-- Working data --
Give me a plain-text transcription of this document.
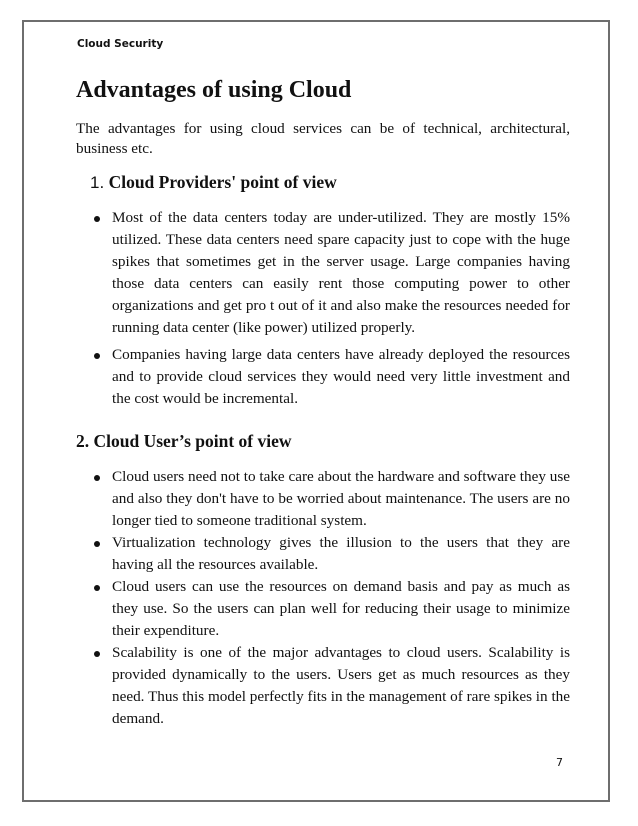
Cloud Security
Advantages of using Cloud

The advantages for using cloud services can be of technical, architectural, business etc.

1. Cloud Providers' point of view
Most of the data centers today are under-utilized. They are mostly 15% utilized. These data centers need spare capacity just to cope with the huge spikes that sometimes get in the server usage. Large companies having those data centers can easily rent those computing power to other organizations and get pro t out of it and also make the resources needed for running data center (like power) utilized properly.
Companies having large data centers have already deployed the resources and to provide cloud services they would need very little investment and the cost would be incremental.
2. Cloud User’s point of view
Cloud users need not to take care about the hardware and software they use and also they don't have to be worried about maintenance. The users are no longer tied to someone traditional system.
Virtualization technology gives the illusion to the users that they are having all the resources available.
Cloud users can use the resources on demand basis and pay as much as they use. So the users can plan well for reducing their usage to minimize their expenditure.
Scalability is one of the major advantages to cloud users. Scalability is provided dynamically to the users. Users get as much resources as they need. Thus this model perfectly fits in the management of rare spikes in the demand.
7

-- The task --
The records above are to be reproduced exactly; the pictures are to be left out.

-- Exercise solution --
Give me a plain-text transcription of this document.
Cloud Security
Advantages of using Cloud

The advantages for using cloud services can be of technical, architectural, business etc.

1. Cloud Providers' point of view
Most of the data centers today are under-utilized. They are mostly 15% utilized. These data centers need spare capacity just to cope with the huge spikes that sometimes get in the server usage. Large companies having those data centers can easily rent those computing power to other organizations and get pro t out of it and also make the resources needed for running data center (like power) utilized properly.
Companies having large data centers have already deployed the resources and to provide cloud services they would need very little investment and the cost would be incremental.
2. Cloud User’s point of view
Cloud users need not to take care about the hardware and software they use and also they don't have to be worried about maintenance. The users are no longer tied to someone traditional system.
Virtualization technology gives the illusion to the users that they are having all the resources available.
Cloud users can use the resources on demand basis and pay as much as they use. So the users can plan well for reducing their usage to minimize their expenditure.
Scalability is one of the major advantages to cloud users. Scalability is provided dynamically to the users. Users get as much resources as they need. Thus this model perfectly fits in the management of rare spikes in the demand.
7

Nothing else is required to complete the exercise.